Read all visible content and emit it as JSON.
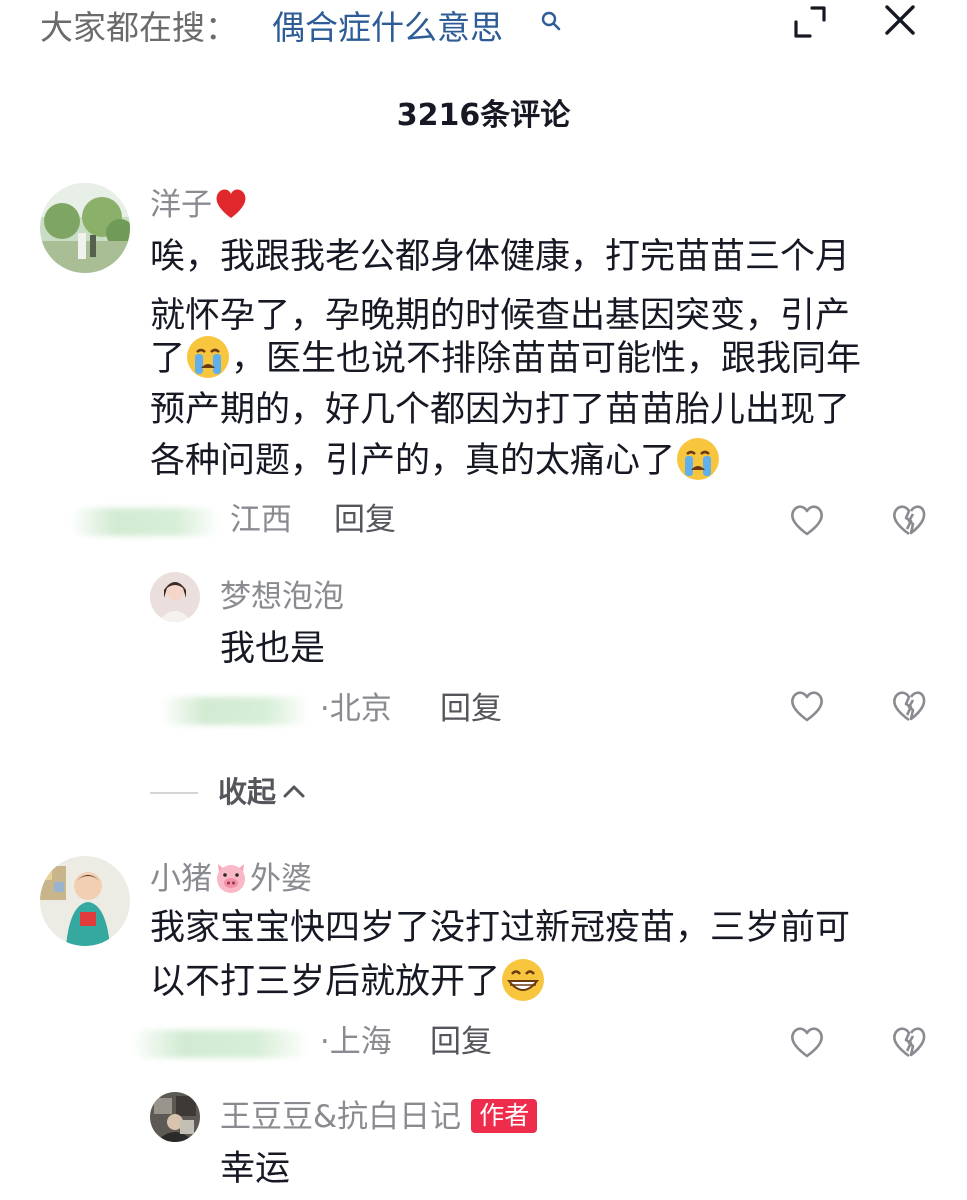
{
  "search": {
    "label": "大家都在搜：",
    "term": "偶合症什么意思",
    "search_icon": "search-icon"
  },
  "header": {
    "comment_count": "3216条评论",
    "expand_icon": "expand-icon",
    "close_icon": "close-icon"
  },
  "comments": [
    {
      "user": "洋子",
      "user_emoji": "red-heart",
      "lines": [
        "唉，我跟我老公都身体健康，打完苗苗三个月",
        "就怀孕了，孕晚期的时候查出基因突变，引产",
        "，医生也说不排除苗苗可能性，跟我同年",
        "预产期的，好几个都因为打了苗苗胎儿出现了",
        "各种问题，引产的，真的太痛心了"
      ],
      "line3_prefix": "了",
      "location": "江西",
      "reply": "回复"
    },
    {
      "user": "梦想泡泡",
      "text": "我也是",
      "location": "·北京",
      "reply": "回复"
    },
    {
      "user_prefix": "小猪",
      "user_suffix": "外婆",
      "user_emoji": "pig-face",
      "lines": [
        "我家宝宝快四岁了没打过新冠疫苗，三岁前可",
        "以不打三岁后就放开了"
      ],
      "location": "·上海",
      "reply": "回复"
    },
    {
      "user": "王豆豆&抗白日记",
      "badge": "作者",
      "text": "幸运"
    }
  ],
  "collapse": {
    "label": "收起"
  },
  "colors": {
    "search_term": "#2e5c96",
    "author_badge": "#ee2c4c",
    "muted_text": "#8a8b91"
  }
}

◆ **Work to do**
Return every line above in which the string "location" occurs.

◆ **Solved exercise**
      "location": "江西",
      "location": "·北京",
      "location": "·上海",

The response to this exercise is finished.